• [EXERCISE DESCRIPTION]: Reproduce all the lines below exactly and omit the images.

start RECORDS FOR PROCESSING

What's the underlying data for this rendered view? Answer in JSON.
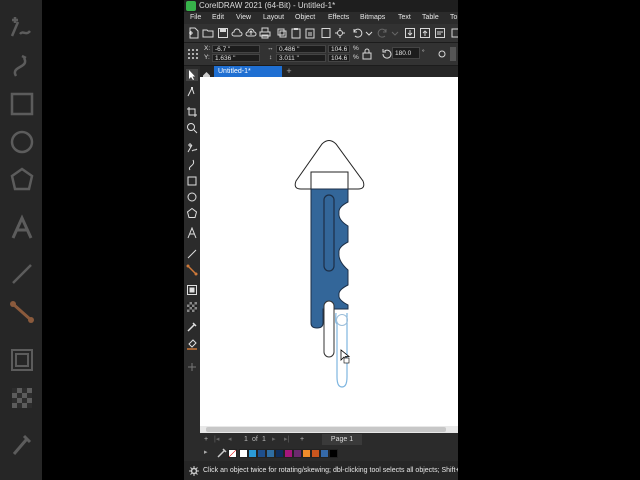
{
  "window": {
    "title": "CorelDRAW 2021 (64-Bit) - Untitled-1*"
  },
  "menu": [
    "File",
    "Edit",
    "View",
    "Layout",
    "Object",
    "Effects",
    "Bitmaps",
    "Text",
    "Table",
    "To"
  ],
  "properties": {
    "x_label": "X:",
    "x_value": "-6.7 \"",
    "y_label": "Y:",
    "y_value": "1.636 \"",
    "width_value": "0.486 \"",
    "height_value": "3.011 \"",
    "scale_x": "104.6",
    "scale_y": "104.6",
    "percent": "%",
    "rotation": "180.0",
    "rotation_unit": "°"
  },
  "document_tab": {
    "label": "Untitled-1*"
  },
  "page_nav": {
    "first": "|◂",
    "prev": "◂",
    "current": "1",
    "of": "of",
    "total": "1",
    "next": "▸",
    "last": "▸|",
    "add": "+",
    "add_left": "+",
    "page_label": "Page 1"
  },
  "palette": {
    "colors": [
      "#ffffff",
      "#2b9bd8",
      "#1e4f8c",
      "#2f6ea3",
      "#0f2d5b",
      "#a5167c",
      "#6b2a6e",
      "#f08c2b",
      "#c8551e",
      "#3569a8",
      "#000000"
    ]
  },
  "status": {
    "message": "Click an object twice for rotating/skewing; dbl-clicking tool selects all objects; Shift+cli"
  },
  "accent": "#1f6fd2",
  "shape_fill": "#336699"
}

end RECORDS FOR PROCESSING

• [THE OUTPUT]:
What's the underlying data for this rendered view? Answer in JSON.
{
  "window": {
    "title": "CorelDRAW 2021 (64-Bit) - Untitled-1*"
  },
  "menu": [
    "File",
    "Edit",
    "View",
    "Layout",
    "Object",
    "Effects",
    "Bitmaps",
    "Text",
    "Table",
    "To"
  ],
  "properties": {
    "x_label": "X:",
    "x_value": "-6.7 \"",
    "y_label": "Y:",
    "y_value": "1.636 \"",
    "width_value": "0.486 \"",
    "height_value": "3.011 \"",
    "scale_x": "104.6",
    "scale_y": "104.6",
    "percent": "%",
    "rotation": "180.0",
    "rotation_unit": "°"
  },
  "document_tab": {
    "label": "Untitled-1*"
  },
  "page_nav": {
    "first": "|◂",
    "prev": "◂",
    "current": "1",
    "of": "of",
    "total": "1",
    "next": "▸",
    "last": "▸|",
    "add": "+",
    "add_left": "+",
    "page_label": "Page 1"
  },
  "palette": {
    "colors": [
      "#ffffff",
      "#2b9bd8",
      "#1e4f8c",
      "#2f6ea3",
      "#0f2d5b",
      "#a5167c",
      "#6b2a6e",
      "#f08c2b",
      "#c8551e",
      "#3569a8",
      "#000000"
    ]
  },
  "status": {
    "message": "Click an object twice for rotating/skewing; dbl-clicking tool selects all objects; Shift+cli"
  },
  "accent": "#1f6fd2",
  "shape_fill": "#336699"
}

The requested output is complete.